### Records for this task
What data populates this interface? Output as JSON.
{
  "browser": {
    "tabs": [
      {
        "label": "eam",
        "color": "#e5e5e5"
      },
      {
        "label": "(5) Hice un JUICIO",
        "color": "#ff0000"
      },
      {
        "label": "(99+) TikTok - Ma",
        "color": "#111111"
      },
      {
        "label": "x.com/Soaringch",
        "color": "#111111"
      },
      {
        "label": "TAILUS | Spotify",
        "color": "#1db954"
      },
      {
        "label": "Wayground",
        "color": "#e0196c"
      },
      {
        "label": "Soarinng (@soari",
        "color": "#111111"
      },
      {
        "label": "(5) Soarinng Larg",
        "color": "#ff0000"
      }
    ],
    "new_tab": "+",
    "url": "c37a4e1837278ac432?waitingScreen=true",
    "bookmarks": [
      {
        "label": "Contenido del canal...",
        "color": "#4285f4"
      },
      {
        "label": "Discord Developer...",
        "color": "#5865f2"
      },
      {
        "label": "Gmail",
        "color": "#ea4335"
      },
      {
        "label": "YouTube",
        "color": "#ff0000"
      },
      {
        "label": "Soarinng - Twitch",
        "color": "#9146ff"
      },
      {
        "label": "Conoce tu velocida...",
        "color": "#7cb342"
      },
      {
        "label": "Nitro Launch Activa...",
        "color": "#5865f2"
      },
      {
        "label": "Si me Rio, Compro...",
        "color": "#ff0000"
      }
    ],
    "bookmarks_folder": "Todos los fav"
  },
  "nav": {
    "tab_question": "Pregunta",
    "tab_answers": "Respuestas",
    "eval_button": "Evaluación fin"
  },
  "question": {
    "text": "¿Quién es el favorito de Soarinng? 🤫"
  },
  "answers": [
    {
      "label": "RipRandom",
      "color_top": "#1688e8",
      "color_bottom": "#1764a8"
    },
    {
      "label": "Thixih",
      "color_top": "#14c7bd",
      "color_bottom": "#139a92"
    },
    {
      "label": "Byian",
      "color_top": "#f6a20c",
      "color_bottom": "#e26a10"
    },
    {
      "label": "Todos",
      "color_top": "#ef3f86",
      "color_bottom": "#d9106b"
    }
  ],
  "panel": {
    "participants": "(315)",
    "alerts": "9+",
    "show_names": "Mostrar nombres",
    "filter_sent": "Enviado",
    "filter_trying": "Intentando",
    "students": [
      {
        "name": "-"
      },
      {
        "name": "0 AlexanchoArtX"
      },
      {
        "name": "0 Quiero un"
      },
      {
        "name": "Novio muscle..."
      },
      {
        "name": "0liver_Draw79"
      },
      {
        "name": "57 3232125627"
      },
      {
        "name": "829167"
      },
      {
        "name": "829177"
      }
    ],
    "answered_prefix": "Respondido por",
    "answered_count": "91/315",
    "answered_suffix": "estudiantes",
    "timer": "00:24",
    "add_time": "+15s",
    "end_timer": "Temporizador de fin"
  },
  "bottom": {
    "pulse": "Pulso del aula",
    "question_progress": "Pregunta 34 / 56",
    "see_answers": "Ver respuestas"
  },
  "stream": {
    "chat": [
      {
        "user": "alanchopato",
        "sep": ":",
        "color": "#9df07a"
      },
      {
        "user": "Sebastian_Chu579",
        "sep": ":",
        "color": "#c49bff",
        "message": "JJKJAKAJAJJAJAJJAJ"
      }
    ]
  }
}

### Directions
Each line that has the word "Soarinng" should be copied.

### Exercise answer
        "label": "Soarinng (@soari",
        "label": "(5) Soarinng Larg",
        "label": "Soarinng - Twitch",
    "text": "¿Quién es el favorito de Soarinng? 🤫"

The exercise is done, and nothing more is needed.